═══ RECORDS SUPPLIED ═══

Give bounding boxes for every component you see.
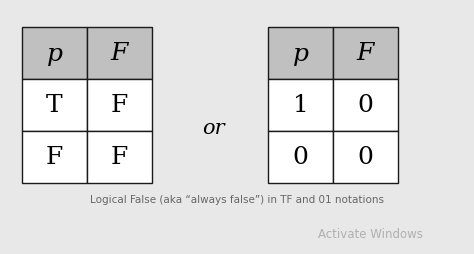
Bar	[333, 132, 398, 183]
Text: F: F	[357, 42, 374, 65]
Text: p: p	[46, 42, 63, 65]
Text: 0: 0	[292, 146, 309, 169]
Text: F: F	[111, 146, 128, 169]
Text: Activate Windows: Activate Windows	[318, 228, 422, 241]
Text: F: F	[46, 146, 63, 169]
Text: p: p	[292, 42, 309, 65]
Text: F: F	[111, 94, 128, 117]
Text: F: F	[111, 42, 128, 65]
Bar	[22, 80, 87, 132]
Text: Logical False (aka “always false”) in TF and 01 notations: Logical False (aka “always false”) in TF…	[90, 194, 384, 204]
Bar	[333, 28, 398, 80]
Bar	[87, 28, 152, 80]
Bar	[268, 80, 333, 132]
Text: T: T	[46, 94, 63, 117]
Bar	[87, 80, 152, 132]
Bar	[333, 80, 398, 132]
Text: 0: 0	[357, 146, 374, 169]
Bar	[268, 28, 333, 80]
Text: 0: 0	[357, 94, 374, 117]
Bar	[268, 132, 333, 183]
Bar	[87, 132, 152, 183]
Text: 1: 1	[292, 94, 309, 117]
Bar	[22, 28, 87, 80]
Bar	[22, 132, 87, 183]
Text: or: or	[202, 118, 224, 137]
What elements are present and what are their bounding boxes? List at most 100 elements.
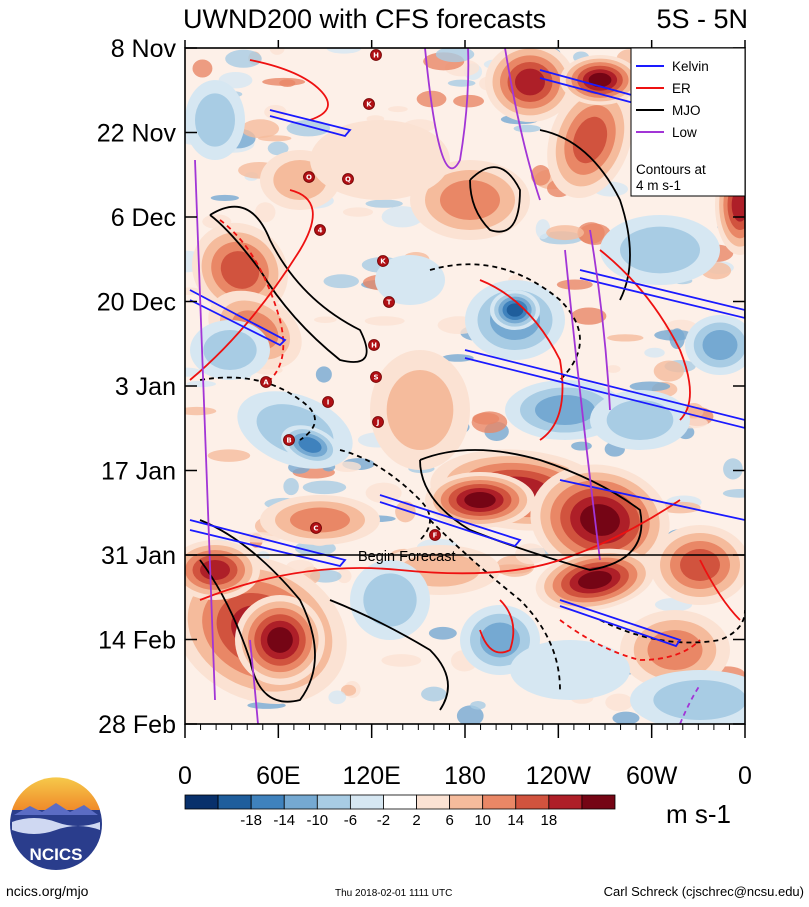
- field-patch: [192, 59, 213, 78]
- contour-low: [249, 639, 259, 724]
- colorbar-tick-label: -10: [306, 812, 328, 829]
- field-patch: [421, 686, 447, 702]
- logo-text: NCICS: [30, 845, 83, 864]
- colorbar-swatch: [449, 794, 484, 810]
- contour-er: [199, 499, 681, 601]
- field-feature: [440, 180, 500, 220]
- storm-label: 4: [318, 227, 323, 235]
- contour-kelvin: [189, 289, 287, 347]
- colorbar-swatch: [184, 794, 219, 810]
- field-feature: [203, 330, 257, 370]
- contour-low: [679, 684, 701, 724]
- field-patch: [723, 458, 743, 480]
- contour-mjo: [339, 449, 431, 541]
- shaded-field: [185, 48, 745, 724]
- contour-er: [219, 219, 285, 381]
- field-patch: [279, 79, 296, 88]
- field-patch: [269, 48, 285, 55]
- colorbar: -18 -14 -10 -6 -2 2 6 10 14 18: [184, 794, 616, 829]
- field-patch: [653, 360, 685, 382]
- begin-forecast-label: Begin Forecast: [358, 549, 456, 565]
- field-feature: [267, 627, 293, 653]
- x-tick-label: 180: [444, 762, 486, 790]
- colorbar-tick-label: -14: [273, 812, 295, 829]
- field-feature: [464, 492, 496, 508]
- footer-author: Carl Schreck (cjschrec@ncsu.edu): [604, 884, 804, 899]
- storm-label: O: [306, 174, 312, 182]
- field-feature: [647, 630, 703, 670]
- colorbar-swatch: [349, 794, 384, 810]
- storm-marker: Q: [342, 173, 354, 185]
- field-patch: [302, 480, 347, 495]
- storm-label: C: [313, 525, 318, 533]
- field-feature: [580, 504, 620, 536]
- storm-label: K: [380, 258, 386, 266]
- colorbar-swatch: [416, 794, 451, 810]
- field-patch: [257, 135, 292, 142]
- field-patch: [185, 367, 202, 377]
- x-axis: 0 60E 120E 180 120W 60W 0: [178, 40, 752, 790]
- y-tick-label: 22 Nov: [97, 120, 177, 148]
- field-patch: [629, 381, 671, 392]
- contour-low: [504, 48, 541, 201]
- hurricane-icon: [363, 98, 375, 110]
- y-tick-label: 28 Feb: [98, 711, 176, 739]
- colorbar-swatch: [548, 794, 583, 810]
- hurricane-icon: [303, 171, 315, 183]
- field-patch: [441, 354, 474, 362]
- contour-mjo: [469, 166, 521, 233]
- field-patch: [342, 207, 374, 217]
- storm-marker: H: [370, 49, 382, 61]
- field-patch: [447, 79, 476, 87]
- field-feature: [375, 255, 445, 305]
- hurricane-icon: [383, 296, 395, 308]
- hurricane-icon: [342, 173, 354, 185]
- field-patch: [530, 165, 551, 186]
- colorbar-units: m s-1: [666, 799, 731, 829]
- hurricane-icon: [260, 376, 272, 388]
- x-tick-label: 0: [738, 762, 752, 790]
- field-patch: [185, 406, 217, 416]
- field-feature: [731, 188, 745, 222]
- hurricane-icon: [372, 416, 384, 428]
- colorbar-tick-label: -2: [377, 812, 390, 829]
- y-tick-label: 14 Feb: [98, 627, 176, 655]
- colorbar-swatch: [383, 794, 417, 810]
- storm-marker: S: [370, 371, 382, 383]
- field-patch: [328, 690, 347, 705]
- field-patch: [435, 48, 475, 63]
- field-patch: [571, 441, 592, 451]
- storm-label: S: [373, 374, 378, 382]
- contour-mjo: [199, 376, 316, 441]
- hurricane-icon: [314, 224, 326, 236]
- field-feature: [220, 251, 260, 289]
- x-tick-label: 60W: [626, 762, 678, 790]
- field-patch: [535, 219, 551, 240]
- ncics-logo: NCICS: [10, 777, 102, 870]
- storm-marker: K: [377, 255, 389, 267]
- y-tick-label: 3 Jan: [115, 373, 176, 401]
- colorbar-tick-label: -18: [240, 812, 262, 829]
- colorbar-tick-label: 14: [507, 812, 524, 829]
- colorbar-swatch: [250, 794, 285, 810]
- colorbar-swatch: [482, 794, 517, 810]
- contour-mjo: [419, 449, 643, 571]
- field-feature: [510, 640, 630, 700]
- storm-label: A: [263, 379, 269, 387]
- legend-label: MJO: [672, 103, 701, 118]
- field-patch: [546, 225, 585, 241]
- contour-er: [559, 619, 701, 661]
- storm-marker: C: [310, 522, 322, 534]
- field-patch: [210, 194, 240, 202]
- storm-marker: I: [322, 396, 334, 408]
- contour-kelvin: [559, 599, 682, 648]
- colorbar-swatch: [283, 794, 318, 810]
- hurricane-icon: [370, 371, 382, 383]
- colorbar-tick-label: -6: [344, 812, 357, 829]
- storm-label: B: [286, 437, 291, 445]
- field-patch: [337, 569, 352, 584]
- storm-marker: A: [260, 376, 272, 388]
- legend-label: Low: [672, 125, 697, 140]
- y-tick-label: 6 Dec: [111, 204, 176, 232]
- field-patch: [556, 279, 593, 290]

═══

## [GIVEN TASK]
Retype verbatim the item lines, starting at the line that contains "- field-patch: [192, 59, 213, 78]" and stopping after the line that contains "- field-feature: [647, 630, 703, 670]".

## [WRITTEN ANSWER]
- field-patch: [192, 59, 213, 78]
- contour-low: [249, 639, 259, 724]
- colorbar-tick-label: -10: [306, 812, 328, 829]
- field-patch: [421, 686, 447, 702]
- logo-text: NCICS: [30, 845, 83, 864]
- colorbar-swatch: [449, 794, 484, 810]
- contour-er: [199, 499, 681, 601]
- field-feature: [440, 180, 500, 220]
- storm-label: 4: [318, 227, 323, 235]
- contour-kelvin: [189, 289, 287, 347]
- colorbar-swatch: [184, 794, 219, 810]
- field-feature: [203, 330, 257, 370]
- contour-low: [679, 684, 701, 724]
- field-patch: [723, 458, 743, 480]
- contour-mjo: [339, 449, 431, 541]
- shaded-field: [185, 48, 745, 724]
- contour-er: [219, 219, 285, 381]
- field-patch: [279, 79, 296, 88]
- field-patch: [269, 48, 285, 55]
- colorbar: -18 -14 -10 -6 -2 2 6 10 14 18: [184, 794, 616, 829]
- field-patch: [653, 360, 685, 382]
- begin-forecast-label: Begin Forecast: [358, 549, 456, 565]
- field-feature: [267, 627, 293, 653]
- x-tick-label: 180: [444, 762, 486, 790]
- colorbar-tick-label: -14: [273, 812, 295, 829]
- field-feature: [464, 492, 496, 508]
- footer-author: Carl Schreck (cjschrec@ncsu.edu): [604, 884, 804, 899]
- storm-label: O: [306, 174, 312, 182]
- field-feature: [647, 630, 703, 670]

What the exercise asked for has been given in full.